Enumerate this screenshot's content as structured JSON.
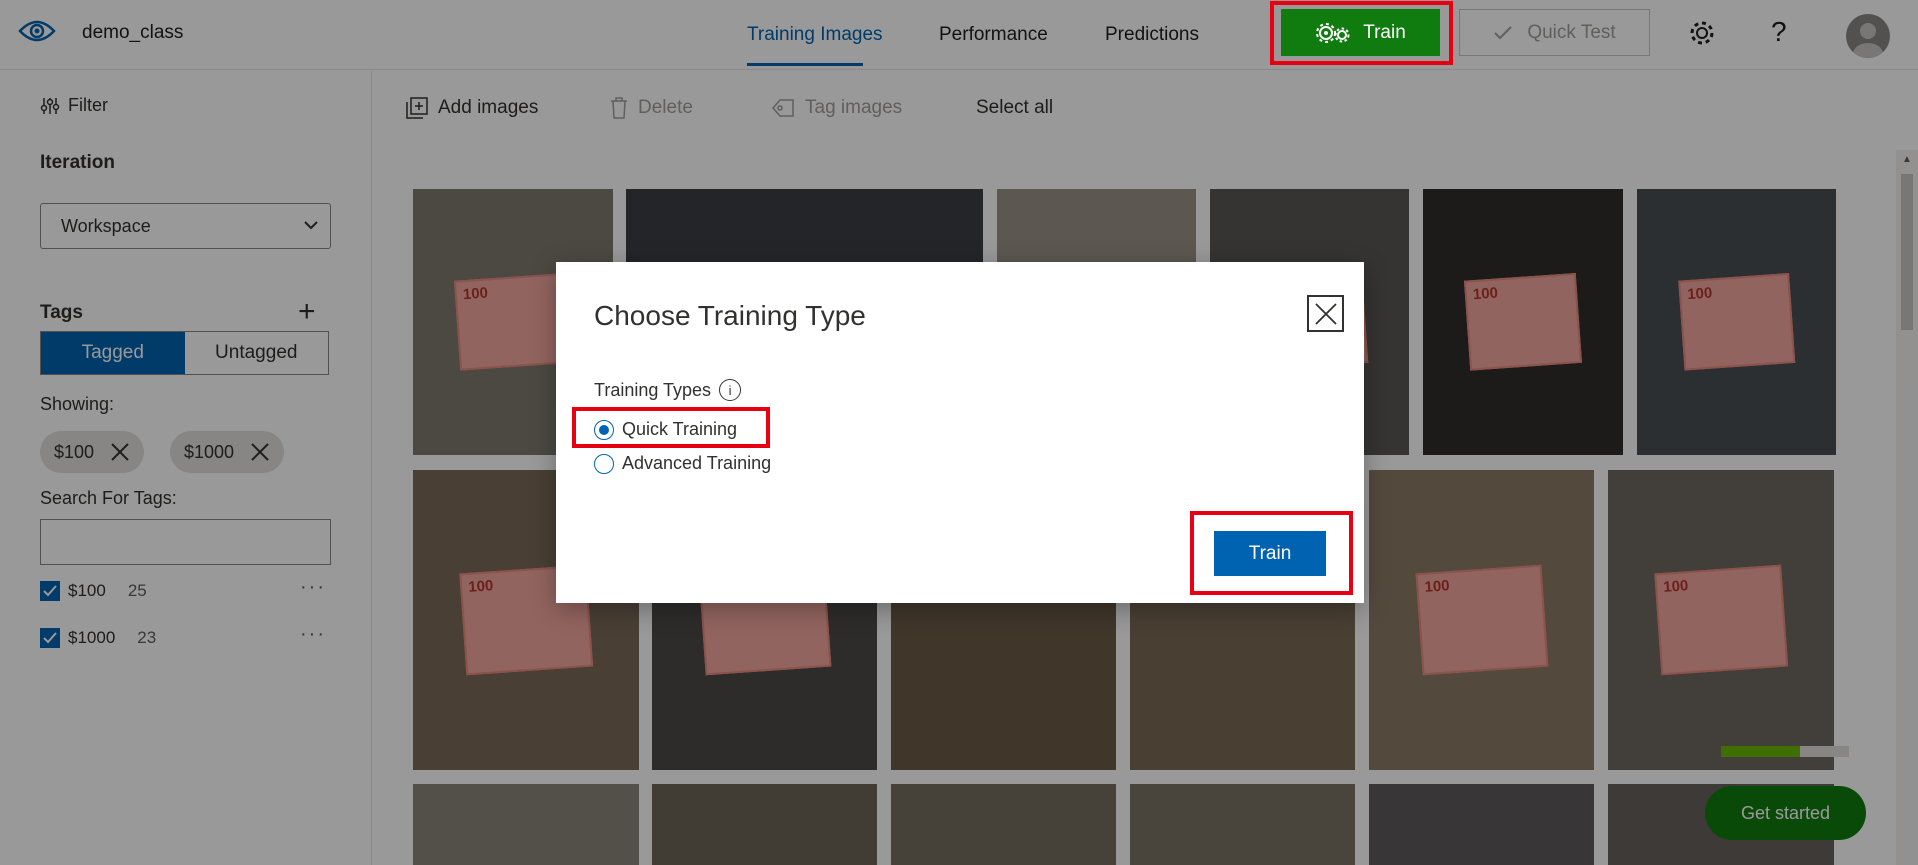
{
  "header": {
    "project_name": "demo_class",
    "tabs": [
      {
        "label": "Training Images",
        "active": true
      },
      {
        "label": "Performance",
        "active": false
      },
      {
        "label": "Predictions",
        "active": false
      }
    ],
    "train_label": "Train",
    "quick_test_label": "Quick Test",
    "help_label": "?"
  },
  "sidebar": {
    "filter_label": "Filter",
    "iteration_title": "Iteration",
    "iteration_value": "Workspace",
    "tags_title": "Tags",
    "tagged_label": "Tagged",
    "untagged_label": "Untagged",
    "showing_label": "Showing:",
    "chips": [
      "$100",
      "$1000"
    ],
    "search_label": "Search For Tags:",
    "tags": [
      {
        "name": "$100",
        "count": "25",
        "checked": true
      },
      {
        "name": "$1000",
        "count": "23",
        "checked": true
      }
    ]
  },
  "toolbar": {
    "add_images": "Add images",
    "delete": "Delete",
    "tag_images": "Tag images",
    "select_all": "Select all"
  },
  "gallery": {
    "banknote_text": "100"
  },
  "footer": {
    "get_started": "Get started",
    "progress_fraction": 0.62
  },
  "modal": {
    "title": "Choose Training Type",
    "types_label": "Training Types",
    "info_glyph": "i",
    "options": [
      {
        "label": "Quick Training",
        "selected": true
      },
      {
        "label": "Advanced Training",
        "selected": false
      }
    ],
    "train_button": "Train"
  },
  "colors": {
    "accent": "#0063b1",
    "train_green": "#107c10",
    "highlight_red": "#e60012"
  }
}
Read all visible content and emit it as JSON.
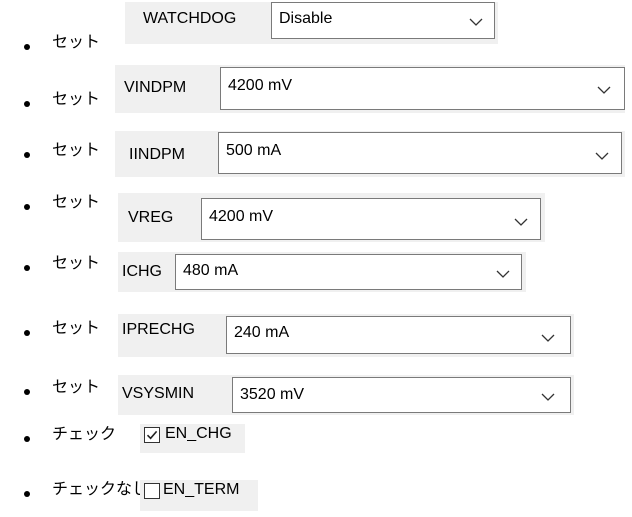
{
  "settings": [
    {
      "action": "セット",
      "label": "WATCHDOG",
      "value": "Disable"
    },
    {
      "action": "セット",
      "label": "VINDPM",
      "value": "4200 mV"
    },
    {
      "action": "セット",
      "label": "IINDPM",
      "value": "500 mA"
    },
    {
      "action": "セット",
      "label": "VREG",
      "value": "4200 mV"
    },
    {
      "action": "セット",
      "label": "ICHG",
      "value": "480 mA"
    },
    {
      "action": "セット",
      "label": "IPRECHG",
      "value": "240 mA"
    },
    {
      "action": "セット",
      "label": "VSYSMIN",
      "value": "3520 mV"
    }
  ],
  "checks": [
    {
      "action": "チェック",
      "label": "EN_CHG",
      "checked": true
    },
    {
      "action": "チェックなし",
      "label": "EN_TERM",
      "checked": false
    }
  ],
  "icons": {
    "dropdown": "chevron-down-icon",
    "checkbox_checked": "checkmark-icon"
  },
  "colors": {
    "control_bg": "#f0f0f0",
    "combo_border": "#7a7a7a"
  }
}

[DIRECTIONS]:
Restate the data above word for word. Skip every picture.

[TASK ANSWER]:
Enumerate this screenshot's content as structured JSON.
{
  "header": {
    "project_name": "demo_class",
    "tabs": [
      {
        "label": "Training Images",
        "active": true
      },
      {
        "label": "Performance",
        "active": false
      },
      {
        "label": "Predictions",
        "active": false
      }
    ],
    "train_label": "Train",
    "quick_test_label": "Quick Test",
    "help_label": "?"
  },
  "sidebar": {
    "filter_label": "Filter",
    "iteration_title": "Iteration",
    "iteration_value": "Workspace",
    "tags_title": "Tags",
    "tagged_label": "Tagged",
    "untagged_label": "Untagged",
    "showing_label": "Showing:",
    "chips": [
      "$100",
      "$1000"
    ],
    "search_label": "Search For Tags:",
    "tags": [
      {
        "name": "$100",
        "count": "25",
        "checked": true
      },
      {
        "name": "$1000",
        "count": "23",
        "checked": true
      }
    ]
  },
  "toolbar": {
    "add_images": "Add images",
    "delete": "Delete",
    "tag_images": "Tag images",
    "select_all": "Select all"
  },
  "gallery": {
    "banknote_text": "100"
  },
  "footer": {
    "get_started": "Get started",
    "progress_fraction": 0.62
  },
  "modal": {
    "title": "Choose Training Type",
    "types_label": "Training Types",
    "info_glyph": "i",
    "options": [
      {
        "label": "Quick Training",
        "selected": true
      },
      {
        "label": "Advanced Training",
        "selected": false
      }
    ],
    "train_button": "Train"
  },
  "colors": {
    "accent": "#0063b1",
    "train_green": "#107c10",
    "highlight_red": "#e60012"
  }
}
Read all visible content and emit it as JSON.
{
  "settings": [
    {
      "action": "セット",
      "label": "WATCHDOG",
      "value": "Disable"
    },
    {
      "action": "セット",
      "label": "VINDPM",
      "value": "4200 mV"
    },
    {
      "action": "セット",
      "label": "IINDPM",
      "value": "500 mA"
    },
    {
      "action": "セット",
      "label": "VREG",
      "value": "4200 mV"
    },
    {
      "action": "セット",
      "label": "ICHG",
      "value": "480 mA"
    },
    {
      "action": "セット",
      "label": "IPRECHG",
      "value": "240 mA"
    },
    {
      "action": "セット",
      "label": "VSYSMIN",
      "value": "3520 mV"
    }
  ],
  "checks": [
    {
      "action": "チェック",
      "label": "EN_CHG",
      "checked": true
    },
    {
      "action": "チェックなし",
      "label": "EN_TERM",
      "checked": false
    }
  ],
  "icons": {
    "dropdown": "chevron-down-icon",
    "checkbox_checked": "checkmark-icon"
  },
  "colors": {
    "control_bg": "#f0f0f0",
    "combo_border": "#7a7a7a"
  }
}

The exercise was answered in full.